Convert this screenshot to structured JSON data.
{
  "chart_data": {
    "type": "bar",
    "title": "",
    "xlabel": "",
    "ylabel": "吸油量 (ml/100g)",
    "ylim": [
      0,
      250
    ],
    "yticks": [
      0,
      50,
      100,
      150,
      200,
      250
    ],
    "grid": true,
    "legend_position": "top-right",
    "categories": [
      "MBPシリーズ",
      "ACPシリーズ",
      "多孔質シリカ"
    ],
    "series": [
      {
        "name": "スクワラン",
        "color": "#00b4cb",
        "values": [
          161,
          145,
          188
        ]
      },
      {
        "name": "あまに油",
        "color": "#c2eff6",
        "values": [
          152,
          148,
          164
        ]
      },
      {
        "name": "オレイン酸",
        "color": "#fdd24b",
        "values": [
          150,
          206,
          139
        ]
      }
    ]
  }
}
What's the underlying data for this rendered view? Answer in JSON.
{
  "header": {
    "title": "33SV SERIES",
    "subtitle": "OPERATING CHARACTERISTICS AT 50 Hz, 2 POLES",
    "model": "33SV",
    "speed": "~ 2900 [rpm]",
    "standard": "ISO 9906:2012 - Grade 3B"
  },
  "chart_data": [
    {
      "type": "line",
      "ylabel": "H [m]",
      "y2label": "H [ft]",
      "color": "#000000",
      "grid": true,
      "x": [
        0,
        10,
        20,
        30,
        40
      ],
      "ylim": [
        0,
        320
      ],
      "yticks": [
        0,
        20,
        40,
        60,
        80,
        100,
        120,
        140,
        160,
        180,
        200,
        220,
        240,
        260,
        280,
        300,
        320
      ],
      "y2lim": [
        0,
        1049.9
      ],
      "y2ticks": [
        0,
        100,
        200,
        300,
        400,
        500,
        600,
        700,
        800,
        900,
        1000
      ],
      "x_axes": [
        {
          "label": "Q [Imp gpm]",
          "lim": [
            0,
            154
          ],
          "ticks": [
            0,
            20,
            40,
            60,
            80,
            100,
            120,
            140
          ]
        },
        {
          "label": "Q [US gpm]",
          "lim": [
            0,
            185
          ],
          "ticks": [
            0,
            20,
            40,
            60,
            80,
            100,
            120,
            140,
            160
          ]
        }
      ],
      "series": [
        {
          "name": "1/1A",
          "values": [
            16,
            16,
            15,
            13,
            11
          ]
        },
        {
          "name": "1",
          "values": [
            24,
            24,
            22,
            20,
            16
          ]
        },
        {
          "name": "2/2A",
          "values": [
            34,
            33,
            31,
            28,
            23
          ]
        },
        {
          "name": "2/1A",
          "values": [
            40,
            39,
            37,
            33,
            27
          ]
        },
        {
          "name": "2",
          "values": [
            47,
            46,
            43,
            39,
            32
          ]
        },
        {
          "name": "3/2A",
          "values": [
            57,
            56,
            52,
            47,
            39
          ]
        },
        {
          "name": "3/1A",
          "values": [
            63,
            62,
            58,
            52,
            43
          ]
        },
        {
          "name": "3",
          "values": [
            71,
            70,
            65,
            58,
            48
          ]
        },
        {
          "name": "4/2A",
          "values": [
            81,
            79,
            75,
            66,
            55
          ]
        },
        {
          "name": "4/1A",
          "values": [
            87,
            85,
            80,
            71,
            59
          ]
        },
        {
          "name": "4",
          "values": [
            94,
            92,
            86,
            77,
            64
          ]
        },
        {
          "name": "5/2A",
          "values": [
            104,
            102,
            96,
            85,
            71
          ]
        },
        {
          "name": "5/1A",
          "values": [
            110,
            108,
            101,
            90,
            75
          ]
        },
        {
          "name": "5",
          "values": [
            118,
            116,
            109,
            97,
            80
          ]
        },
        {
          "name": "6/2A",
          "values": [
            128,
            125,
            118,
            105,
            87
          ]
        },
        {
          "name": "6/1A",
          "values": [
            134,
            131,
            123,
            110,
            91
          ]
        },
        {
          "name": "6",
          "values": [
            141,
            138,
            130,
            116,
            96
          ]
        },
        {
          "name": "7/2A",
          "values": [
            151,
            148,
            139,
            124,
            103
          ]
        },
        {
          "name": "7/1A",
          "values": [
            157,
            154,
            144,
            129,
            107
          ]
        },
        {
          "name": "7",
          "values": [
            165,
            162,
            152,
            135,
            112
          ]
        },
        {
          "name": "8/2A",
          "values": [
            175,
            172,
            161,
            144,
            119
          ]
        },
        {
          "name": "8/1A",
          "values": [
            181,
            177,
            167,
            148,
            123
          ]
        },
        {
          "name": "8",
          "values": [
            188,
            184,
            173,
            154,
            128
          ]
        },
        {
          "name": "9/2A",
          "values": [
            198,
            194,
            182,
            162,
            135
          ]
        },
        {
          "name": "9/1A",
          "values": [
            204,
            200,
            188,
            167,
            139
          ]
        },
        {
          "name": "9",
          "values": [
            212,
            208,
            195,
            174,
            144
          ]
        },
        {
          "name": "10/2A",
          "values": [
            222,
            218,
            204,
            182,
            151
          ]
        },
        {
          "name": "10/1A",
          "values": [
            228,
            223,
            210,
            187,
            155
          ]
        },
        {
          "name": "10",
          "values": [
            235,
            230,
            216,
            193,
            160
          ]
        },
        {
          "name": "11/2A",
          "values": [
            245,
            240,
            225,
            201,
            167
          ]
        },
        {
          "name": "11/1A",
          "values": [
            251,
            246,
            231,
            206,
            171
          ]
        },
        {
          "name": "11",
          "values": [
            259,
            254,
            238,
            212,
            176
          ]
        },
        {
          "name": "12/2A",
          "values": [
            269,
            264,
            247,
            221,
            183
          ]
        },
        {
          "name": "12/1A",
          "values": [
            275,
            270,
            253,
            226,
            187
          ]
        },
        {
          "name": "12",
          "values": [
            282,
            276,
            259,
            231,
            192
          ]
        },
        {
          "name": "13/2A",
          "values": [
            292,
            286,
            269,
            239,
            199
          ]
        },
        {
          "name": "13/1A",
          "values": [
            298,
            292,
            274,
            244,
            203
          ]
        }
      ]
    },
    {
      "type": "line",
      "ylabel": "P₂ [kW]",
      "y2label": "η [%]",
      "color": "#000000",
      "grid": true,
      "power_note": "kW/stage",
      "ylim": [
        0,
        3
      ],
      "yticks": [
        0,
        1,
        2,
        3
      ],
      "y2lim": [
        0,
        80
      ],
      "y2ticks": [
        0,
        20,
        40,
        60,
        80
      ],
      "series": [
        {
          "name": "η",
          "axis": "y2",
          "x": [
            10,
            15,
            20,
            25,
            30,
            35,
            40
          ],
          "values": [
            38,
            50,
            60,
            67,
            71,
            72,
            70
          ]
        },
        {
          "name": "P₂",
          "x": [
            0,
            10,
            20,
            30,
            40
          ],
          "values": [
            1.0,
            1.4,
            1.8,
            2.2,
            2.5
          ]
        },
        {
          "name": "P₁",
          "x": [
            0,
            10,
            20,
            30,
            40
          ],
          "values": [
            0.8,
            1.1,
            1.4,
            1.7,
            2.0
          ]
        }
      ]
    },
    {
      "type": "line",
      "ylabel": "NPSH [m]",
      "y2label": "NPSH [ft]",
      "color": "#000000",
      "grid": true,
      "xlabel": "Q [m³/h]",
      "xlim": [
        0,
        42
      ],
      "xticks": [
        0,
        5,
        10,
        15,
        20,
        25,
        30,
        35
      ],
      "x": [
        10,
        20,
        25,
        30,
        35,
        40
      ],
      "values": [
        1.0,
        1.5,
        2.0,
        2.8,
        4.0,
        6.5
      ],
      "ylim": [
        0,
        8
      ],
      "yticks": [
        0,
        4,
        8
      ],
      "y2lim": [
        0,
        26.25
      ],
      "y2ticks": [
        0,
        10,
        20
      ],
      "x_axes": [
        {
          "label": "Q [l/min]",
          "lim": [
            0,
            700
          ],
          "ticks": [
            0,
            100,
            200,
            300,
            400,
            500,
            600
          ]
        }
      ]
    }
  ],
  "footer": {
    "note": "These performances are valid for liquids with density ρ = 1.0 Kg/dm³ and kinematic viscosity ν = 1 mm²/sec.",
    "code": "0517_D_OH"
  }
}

◇ ◇ ◇ ◇ ◇

The task.
Return every line in the listing that contains the word "this".

Completed task.
Convert this screenshot to structured JSON data.
What's the underlying data for this rendered view? Answer in JSON.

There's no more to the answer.